»»

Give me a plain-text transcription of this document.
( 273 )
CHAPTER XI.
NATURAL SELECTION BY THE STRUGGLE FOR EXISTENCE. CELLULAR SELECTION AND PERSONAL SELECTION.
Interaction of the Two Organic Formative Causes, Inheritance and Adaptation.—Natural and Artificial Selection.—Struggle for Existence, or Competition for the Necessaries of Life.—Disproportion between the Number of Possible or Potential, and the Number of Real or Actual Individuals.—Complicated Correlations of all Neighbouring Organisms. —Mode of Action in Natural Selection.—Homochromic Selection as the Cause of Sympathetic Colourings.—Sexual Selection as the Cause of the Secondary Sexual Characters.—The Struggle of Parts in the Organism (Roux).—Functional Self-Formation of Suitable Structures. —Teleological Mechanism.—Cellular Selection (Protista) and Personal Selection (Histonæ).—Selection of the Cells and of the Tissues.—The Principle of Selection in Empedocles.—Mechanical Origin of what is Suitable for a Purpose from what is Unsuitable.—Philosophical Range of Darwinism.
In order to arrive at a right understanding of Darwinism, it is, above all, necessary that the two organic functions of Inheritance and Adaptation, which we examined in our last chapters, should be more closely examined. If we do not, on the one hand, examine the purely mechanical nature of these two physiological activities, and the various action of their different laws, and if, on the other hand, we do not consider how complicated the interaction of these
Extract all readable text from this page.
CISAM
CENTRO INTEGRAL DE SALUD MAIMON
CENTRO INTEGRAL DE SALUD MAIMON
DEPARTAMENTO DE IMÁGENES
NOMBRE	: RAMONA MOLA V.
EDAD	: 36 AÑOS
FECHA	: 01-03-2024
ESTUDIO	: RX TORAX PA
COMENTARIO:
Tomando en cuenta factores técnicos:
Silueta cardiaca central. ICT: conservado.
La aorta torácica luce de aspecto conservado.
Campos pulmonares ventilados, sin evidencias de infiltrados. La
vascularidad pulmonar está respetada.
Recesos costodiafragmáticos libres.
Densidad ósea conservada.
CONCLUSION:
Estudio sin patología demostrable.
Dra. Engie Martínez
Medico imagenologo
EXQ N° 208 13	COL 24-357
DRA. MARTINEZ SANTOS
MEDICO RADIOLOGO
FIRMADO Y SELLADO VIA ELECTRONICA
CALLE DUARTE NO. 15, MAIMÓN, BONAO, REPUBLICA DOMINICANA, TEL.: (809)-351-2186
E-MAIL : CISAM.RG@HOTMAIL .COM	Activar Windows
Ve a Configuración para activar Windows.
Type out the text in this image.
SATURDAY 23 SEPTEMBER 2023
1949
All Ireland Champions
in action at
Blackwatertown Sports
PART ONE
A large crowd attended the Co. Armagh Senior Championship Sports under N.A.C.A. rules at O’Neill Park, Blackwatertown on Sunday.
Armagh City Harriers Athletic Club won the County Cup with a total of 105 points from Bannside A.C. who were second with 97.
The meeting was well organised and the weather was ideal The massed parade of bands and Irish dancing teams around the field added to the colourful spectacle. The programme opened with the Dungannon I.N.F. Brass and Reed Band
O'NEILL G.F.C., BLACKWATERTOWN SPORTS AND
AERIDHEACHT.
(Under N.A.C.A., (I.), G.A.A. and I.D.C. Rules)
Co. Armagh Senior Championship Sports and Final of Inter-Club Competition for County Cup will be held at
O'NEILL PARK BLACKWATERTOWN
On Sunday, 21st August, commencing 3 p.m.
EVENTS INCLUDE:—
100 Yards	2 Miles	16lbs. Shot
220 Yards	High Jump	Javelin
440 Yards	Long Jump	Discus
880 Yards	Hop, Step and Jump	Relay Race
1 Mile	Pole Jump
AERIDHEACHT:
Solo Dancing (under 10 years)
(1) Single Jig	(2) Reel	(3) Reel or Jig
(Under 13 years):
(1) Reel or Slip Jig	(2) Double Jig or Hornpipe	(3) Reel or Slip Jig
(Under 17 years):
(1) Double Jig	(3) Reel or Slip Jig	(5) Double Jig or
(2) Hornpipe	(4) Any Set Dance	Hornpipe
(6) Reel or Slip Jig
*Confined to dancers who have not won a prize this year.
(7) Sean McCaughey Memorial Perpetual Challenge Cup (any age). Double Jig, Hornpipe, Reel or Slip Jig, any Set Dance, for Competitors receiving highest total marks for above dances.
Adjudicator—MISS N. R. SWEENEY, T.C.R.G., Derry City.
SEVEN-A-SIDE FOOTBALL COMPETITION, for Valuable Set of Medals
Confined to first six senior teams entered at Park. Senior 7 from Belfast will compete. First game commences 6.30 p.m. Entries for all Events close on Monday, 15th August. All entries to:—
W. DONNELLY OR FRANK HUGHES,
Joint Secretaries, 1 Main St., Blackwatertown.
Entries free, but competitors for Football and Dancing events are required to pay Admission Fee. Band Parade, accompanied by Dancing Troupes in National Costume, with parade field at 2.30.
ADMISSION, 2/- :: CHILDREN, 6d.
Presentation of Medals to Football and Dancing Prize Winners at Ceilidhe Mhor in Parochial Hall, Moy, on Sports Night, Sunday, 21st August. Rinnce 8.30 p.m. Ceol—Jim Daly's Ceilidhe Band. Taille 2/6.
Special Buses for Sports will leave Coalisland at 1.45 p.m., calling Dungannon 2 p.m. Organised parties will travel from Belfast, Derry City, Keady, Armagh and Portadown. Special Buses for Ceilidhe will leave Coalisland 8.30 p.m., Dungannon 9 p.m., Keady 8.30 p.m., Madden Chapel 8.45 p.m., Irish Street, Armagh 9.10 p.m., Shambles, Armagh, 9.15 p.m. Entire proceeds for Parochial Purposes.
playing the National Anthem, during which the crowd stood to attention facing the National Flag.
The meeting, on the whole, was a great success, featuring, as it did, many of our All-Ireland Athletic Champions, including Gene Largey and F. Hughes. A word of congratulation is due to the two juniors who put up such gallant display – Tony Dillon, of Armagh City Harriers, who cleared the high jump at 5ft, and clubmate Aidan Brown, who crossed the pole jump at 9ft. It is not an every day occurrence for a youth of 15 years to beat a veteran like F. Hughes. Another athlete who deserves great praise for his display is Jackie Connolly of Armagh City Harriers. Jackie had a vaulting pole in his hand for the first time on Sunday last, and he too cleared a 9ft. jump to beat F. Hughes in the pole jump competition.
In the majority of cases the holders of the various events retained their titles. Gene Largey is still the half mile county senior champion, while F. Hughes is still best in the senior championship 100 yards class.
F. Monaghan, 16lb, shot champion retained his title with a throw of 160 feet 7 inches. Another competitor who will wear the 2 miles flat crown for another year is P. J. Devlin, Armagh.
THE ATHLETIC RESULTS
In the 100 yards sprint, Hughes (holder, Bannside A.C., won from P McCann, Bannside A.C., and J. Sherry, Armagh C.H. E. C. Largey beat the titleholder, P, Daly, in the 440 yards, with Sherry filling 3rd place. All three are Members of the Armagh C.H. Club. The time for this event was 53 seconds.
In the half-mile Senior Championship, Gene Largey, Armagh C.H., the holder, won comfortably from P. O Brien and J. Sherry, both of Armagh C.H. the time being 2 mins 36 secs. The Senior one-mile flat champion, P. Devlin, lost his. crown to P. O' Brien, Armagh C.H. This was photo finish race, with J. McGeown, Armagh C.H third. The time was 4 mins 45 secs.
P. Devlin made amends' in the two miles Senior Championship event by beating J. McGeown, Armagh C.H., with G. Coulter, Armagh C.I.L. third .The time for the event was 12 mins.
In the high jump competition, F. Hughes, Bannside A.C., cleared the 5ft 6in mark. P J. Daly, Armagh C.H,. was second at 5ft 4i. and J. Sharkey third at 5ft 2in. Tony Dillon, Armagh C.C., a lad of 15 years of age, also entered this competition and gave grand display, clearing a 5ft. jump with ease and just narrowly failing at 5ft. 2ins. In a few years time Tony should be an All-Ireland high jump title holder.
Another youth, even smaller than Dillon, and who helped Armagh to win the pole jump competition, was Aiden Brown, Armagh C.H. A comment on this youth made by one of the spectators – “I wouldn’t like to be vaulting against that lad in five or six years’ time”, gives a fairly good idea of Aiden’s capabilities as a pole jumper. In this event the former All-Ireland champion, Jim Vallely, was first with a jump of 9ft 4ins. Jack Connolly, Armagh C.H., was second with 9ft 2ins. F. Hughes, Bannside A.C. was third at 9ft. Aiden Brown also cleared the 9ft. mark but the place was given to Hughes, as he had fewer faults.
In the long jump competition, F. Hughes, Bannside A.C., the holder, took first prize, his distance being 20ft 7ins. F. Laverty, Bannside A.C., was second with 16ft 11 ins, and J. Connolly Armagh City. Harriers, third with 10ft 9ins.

««

▶ _WORK REQUEST_
Only lines that contain "field" are needed, so copy each of them from the data.

▶ _YOUR RESPONSE_
The meeting was well organised and the weather was ideal The massed parade of bands and Irish dancing teams around the field added to the colourful spectacle. The programme opened with the Dungannon I.N.F. Brass and Reed Band
Entries free, but competitors for Football and Dancing events are required to pay Admission Fee. Band Parade, accompanied by Dancing Troupes in National Costume, with parade field at 2.30.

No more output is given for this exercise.